- _WRITTEN REQUEST_: Pick out all lines with the word "Beobachtungsliste" from the records that follow.

- _INPUT DATA_:

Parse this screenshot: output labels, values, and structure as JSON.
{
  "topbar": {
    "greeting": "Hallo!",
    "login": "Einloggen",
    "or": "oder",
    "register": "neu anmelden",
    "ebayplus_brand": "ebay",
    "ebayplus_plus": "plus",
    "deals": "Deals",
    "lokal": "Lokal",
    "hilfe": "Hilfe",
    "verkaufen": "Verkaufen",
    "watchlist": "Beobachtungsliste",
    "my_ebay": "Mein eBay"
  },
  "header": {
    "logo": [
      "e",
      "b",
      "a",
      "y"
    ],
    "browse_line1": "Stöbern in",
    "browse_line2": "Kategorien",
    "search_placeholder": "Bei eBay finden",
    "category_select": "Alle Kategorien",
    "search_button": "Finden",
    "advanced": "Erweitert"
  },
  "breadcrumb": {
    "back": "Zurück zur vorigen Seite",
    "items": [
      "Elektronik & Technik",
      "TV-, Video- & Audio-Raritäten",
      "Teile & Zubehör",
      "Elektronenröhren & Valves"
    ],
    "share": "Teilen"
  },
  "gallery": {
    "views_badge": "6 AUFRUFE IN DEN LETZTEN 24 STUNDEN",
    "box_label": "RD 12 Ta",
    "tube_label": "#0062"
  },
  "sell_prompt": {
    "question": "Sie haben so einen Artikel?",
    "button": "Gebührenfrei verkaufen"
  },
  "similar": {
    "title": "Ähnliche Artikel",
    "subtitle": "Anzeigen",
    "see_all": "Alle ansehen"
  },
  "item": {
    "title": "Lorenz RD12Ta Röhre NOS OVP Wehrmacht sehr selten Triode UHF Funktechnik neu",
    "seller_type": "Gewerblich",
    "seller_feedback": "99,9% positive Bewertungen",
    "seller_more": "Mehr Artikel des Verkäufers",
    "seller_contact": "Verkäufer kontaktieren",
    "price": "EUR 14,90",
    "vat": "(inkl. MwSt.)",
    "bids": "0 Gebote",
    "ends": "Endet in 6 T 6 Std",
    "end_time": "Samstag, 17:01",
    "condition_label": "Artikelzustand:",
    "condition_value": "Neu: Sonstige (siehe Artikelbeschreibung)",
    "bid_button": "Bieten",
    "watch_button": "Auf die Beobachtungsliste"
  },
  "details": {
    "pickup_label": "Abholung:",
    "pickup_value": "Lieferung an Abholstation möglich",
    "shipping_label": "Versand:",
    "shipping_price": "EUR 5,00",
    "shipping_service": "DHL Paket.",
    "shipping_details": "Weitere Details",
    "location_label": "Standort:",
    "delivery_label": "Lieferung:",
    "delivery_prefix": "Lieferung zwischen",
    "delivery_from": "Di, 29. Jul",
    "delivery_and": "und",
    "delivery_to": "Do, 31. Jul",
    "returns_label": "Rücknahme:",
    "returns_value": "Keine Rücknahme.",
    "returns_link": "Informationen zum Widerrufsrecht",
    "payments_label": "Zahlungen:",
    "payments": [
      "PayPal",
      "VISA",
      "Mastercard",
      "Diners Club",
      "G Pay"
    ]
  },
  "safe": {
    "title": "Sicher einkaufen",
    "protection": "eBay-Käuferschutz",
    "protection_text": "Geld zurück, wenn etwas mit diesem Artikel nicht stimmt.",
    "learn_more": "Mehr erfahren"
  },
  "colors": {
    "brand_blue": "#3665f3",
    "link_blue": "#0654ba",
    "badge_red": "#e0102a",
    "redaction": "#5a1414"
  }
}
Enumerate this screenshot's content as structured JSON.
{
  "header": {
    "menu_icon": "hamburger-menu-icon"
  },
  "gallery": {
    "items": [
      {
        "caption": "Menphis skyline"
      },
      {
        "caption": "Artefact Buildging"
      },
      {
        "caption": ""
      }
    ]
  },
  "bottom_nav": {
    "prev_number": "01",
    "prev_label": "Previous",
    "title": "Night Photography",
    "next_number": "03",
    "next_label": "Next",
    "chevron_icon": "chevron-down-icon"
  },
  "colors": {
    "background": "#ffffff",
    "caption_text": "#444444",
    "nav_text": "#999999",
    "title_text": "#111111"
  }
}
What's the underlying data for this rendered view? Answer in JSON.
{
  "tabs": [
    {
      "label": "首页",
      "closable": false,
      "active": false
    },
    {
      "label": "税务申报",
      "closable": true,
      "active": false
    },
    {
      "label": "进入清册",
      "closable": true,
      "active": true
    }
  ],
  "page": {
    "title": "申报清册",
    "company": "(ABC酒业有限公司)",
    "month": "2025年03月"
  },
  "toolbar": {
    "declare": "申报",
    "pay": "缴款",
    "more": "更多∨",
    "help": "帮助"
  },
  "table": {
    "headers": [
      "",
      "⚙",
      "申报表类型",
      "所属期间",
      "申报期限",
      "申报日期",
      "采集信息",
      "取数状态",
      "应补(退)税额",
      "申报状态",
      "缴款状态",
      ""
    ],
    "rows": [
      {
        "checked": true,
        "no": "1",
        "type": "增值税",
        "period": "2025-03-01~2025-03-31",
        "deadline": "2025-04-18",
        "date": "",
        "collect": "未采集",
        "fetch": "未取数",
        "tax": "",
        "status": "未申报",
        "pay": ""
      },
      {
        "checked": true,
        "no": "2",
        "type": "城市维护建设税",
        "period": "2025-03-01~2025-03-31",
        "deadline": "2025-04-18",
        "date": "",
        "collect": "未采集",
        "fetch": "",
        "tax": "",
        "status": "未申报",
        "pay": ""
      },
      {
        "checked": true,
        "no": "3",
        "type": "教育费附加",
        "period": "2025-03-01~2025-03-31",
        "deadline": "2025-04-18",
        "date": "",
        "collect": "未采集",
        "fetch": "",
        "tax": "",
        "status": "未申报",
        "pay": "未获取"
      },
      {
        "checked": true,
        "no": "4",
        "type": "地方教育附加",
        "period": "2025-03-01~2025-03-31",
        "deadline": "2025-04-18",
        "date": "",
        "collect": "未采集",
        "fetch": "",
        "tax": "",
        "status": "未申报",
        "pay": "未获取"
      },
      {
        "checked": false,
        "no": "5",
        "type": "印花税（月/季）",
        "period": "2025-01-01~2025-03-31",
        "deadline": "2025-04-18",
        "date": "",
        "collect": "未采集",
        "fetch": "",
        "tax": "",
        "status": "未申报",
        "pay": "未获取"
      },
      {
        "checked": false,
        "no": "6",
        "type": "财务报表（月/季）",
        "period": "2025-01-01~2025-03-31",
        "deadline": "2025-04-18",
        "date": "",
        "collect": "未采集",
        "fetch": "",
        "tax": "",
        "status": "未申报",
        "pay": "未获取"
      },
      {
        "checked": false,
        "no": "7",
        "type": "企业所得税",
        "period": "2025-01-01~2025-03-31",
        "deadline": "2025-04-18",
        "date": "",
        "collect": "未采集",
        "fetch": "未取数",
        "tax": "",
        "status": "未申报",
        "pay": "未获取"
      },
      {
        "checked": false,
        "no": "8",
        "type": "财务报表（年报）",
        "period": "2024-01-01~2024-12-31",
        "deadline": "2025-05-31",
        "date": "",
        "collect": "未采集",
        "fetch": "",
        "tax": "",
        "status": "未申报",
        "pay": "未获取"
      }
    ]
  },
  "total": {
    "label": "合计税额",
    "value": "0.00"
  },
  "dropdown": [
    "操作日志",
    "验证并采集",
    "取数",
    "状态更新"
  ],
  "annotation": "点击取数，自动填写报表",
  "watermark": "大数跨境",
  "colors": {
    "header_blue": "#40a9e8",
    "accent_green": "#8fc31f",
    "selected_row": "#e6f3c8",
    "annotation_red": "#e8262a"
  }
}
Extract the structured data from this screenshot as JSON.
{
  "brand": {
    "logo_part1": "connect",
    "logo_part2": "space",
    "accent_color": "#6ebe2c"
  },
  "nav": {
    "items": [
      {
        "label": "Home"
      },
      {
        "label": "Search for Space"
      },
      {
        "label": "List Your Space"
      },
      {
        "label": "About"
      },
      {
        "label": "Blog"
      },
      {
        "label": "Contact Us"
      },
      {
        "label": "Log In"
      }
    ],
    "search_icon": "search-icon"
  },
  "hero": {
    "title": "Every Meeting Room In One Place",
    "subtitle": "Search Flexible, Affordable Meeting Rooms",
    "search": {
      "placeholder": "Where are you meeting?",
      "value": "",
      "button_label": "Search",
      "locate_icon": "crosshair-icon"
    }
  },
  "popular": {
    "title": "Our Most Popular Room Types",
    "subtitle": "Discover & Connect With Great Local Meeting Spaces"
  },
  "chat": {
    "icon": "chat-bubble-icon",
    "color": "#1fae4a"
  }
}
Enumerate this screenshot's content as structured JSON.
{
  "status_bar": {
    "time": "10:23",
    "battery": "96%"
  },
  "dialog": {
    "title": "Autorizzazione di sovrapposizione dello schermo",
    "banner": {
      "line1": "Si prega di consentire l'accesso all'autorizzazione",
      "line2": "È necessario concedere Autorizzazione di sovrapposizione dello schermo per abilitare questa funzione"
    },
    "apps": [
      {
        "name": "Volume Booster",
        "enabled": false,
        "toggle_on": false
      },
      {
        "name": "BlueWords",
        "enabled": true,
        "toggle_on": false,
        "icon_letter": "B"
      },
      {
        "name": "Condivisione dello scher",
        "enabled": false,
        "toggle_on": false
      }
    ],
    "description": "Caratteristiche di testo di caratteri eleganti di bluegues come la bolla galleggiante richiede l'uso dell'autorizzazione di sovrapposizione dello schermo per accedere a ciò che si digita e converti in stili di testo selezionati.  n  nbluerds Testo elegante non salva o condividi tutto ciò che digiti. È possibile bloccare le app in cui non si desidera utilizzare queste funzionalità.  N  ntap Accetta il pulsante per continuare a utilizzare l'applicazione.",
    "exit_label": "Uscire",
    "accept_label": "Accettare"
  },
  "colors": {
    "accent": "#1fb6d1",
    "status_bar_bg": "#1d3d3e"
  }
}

- _RESPONSE TO THE EXERCISE_:
    "watchlist": "Beobachtungsliste",
    "watch_button": "Auf die Beobachtungsliste"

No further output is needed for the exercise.